#### Brief:
If "term" shows up in a line of the material, return that line.

#### Excerpted data:
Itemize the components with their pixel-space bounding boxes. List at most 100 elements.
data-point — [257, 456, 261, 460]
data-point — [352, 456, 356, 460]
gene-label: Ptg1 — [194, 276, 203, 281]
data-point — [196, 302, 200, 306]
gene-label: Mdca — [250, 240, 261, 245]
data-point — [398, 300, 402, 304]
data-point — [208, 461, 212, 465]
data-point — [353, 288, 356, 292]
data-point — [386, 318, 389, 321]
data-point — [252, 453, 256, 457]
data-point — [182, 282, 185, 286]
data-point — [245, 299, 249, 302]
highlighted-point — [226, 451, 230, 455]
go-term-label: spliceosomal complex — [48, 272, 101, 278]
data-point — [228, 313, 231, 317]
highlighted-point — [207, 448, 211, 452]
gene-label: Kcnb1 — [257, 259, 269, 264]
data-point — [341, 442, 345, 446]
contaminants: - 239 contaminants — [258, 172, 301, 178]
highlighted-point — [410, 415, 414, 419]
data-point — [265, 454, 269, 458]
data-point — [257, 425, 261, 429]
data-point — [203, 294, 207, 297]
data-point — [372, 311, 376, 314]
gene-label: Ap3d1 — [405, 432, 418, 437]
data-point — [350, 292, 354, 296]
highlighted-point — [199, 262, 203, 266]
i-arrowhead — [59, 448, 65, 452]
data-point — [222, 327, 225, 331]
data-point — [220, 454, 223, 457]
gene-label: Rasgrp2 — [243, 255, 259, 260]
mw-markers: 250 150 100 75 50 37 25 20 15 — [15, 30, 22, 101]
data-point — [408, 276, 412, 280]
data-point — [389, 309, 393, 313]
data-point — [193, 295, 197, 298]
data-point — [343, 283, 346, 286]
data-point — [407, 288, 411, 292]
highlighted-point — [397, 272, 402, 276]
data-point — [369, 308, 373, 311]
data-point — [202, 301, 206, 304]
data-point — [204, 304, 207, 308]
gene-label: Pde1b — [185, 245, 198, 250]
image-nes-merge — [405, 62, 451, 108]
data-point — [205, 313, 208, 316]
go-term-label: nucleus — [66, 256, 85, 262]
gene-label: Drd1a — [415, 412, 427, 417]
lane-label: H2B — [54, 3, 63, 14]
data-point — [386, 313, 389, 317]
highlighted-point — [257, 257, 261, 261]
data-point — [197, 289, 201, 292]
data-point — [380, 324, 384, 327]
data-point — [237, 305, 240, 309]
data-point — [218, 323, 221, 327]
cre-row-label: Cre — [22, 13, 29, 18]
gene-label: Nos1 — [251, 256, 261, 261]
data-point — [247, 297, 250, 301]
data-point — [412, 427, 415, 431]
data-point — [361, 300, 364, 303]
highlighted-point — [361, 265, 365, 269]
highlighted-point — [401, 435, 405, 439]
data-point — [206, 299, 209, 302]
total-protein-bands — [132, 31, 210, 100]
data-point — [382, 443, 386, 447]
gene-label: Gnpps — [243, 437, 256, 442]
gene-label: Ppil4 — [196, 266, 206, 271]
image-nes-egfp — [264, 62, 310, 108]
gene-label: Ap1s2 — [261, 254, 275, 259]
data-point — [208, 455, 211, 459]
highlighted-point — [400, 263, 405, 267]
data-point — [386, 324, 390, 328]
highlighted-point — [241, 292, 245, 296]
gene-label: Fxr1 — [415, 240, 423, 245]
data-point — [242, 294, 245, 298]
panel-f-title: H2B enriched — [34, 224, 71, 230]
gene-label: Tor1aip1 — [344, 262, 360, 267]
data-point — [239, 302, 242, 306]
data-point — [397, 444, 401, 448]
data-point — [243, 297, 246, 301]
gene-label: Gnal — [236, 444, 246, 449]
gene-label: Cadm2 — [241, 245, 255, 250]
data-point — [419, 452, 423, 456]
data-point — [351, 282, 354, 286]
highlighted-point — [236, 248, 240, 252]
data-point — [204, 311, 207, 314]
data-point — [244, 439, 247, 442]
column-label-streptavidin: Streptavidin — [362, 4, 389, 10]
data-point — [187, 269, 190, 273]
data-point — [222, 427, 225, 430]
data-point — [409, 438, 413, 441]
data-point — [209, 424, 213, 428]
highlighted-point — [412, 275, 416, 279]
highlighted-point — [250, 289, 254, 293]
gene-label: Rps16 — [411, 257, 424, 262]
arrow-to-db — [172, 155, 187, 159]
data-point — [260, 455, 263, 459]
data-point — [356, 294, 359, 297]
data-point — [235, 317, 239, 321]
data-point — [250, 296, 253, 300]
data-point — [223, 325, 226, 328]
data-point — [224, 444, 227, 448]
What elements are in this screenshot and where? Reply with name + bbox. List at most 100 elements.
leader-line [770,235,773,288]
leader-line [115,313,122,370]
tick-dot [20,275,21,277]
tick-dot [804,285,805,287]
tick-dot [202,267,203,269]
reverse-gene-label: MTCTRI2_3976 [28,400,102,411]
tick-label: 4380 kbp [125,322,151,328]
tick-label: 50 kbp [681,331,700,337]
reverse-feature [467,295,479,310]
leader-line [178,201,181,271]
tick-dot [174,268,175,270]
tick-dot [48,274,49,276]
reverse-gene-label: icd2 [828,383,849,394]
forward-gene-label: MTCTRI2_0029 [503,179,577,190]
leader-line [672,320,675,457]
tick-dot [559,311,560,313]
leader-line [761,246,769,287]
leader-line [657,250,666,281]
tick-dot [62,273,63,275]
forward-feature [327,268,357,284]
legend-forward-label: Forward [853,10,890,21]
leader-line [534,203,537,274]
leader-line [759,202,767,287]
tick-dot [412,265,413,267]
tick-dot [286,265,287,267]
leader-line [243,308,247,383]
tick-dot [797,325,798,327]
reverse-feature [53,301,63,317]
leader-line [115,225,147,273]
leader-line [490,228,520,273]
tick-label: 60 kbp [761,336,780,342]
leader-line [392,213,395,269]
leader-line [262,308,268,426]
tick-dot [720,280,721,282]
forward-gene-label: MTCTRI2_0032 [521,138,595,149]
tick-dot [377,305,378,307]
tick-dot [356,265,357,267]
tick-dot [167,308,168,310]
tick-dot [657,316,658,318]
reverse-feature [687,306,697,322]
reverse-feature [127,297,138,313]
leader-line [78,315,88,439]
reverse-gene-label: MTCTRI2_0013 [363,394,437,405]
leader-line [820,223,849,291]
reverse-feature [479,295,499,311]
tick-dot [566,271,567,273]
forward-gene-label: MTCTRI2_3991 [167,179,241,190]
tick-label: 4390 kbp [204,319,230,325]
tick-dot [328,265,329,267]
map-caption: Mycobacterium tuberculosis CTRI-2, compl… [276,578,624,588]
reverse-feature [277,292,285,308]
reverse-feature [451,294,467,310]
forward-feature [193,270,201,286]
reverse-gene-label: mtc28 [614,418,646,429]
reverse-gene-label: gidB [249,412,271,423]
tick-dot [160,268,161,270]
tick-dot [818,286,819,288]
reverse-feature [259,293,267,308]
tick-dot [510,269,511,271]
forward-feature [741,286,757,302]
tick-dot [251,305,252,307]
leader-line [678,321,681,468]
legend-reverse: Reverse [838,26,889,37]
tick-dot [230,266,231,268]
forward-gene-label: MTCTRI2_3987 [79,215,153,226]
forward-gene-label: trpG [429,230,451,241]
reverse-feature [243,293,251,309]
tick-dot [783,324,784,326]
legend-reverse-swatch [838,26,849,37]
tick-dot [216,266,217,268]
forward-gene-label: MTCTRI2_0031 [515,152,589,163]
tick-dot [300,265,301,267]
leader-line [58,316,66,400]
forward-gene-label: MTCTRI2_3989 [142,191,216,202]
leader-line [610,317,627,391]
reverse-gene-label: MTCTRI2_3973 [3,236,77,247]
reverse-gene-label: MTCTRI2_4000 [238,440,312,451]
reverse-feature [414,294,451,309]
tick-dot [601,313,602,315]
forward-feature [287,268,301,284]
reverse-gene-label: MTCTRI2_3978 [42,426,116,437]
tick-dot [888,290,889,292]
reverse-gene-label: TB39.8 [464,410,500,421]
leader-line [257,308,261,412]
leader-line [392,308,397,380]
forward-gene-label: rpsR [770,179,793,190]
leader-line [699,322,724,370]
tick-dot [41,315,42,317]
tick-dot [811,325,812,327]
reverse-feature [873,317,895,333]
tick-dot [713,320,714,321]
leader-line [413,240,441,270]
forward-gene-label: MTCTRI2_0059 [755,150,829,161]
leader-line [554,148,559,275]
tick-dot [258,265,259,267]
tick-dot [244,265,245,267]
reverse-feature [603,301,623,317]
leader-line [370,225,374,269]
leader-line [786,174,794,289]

#### Exercise solution:
go-term-label: spliceosomal complex — [48, 272, 101, 278]
go-term-label: nucleus — [66, 256, 85, 262]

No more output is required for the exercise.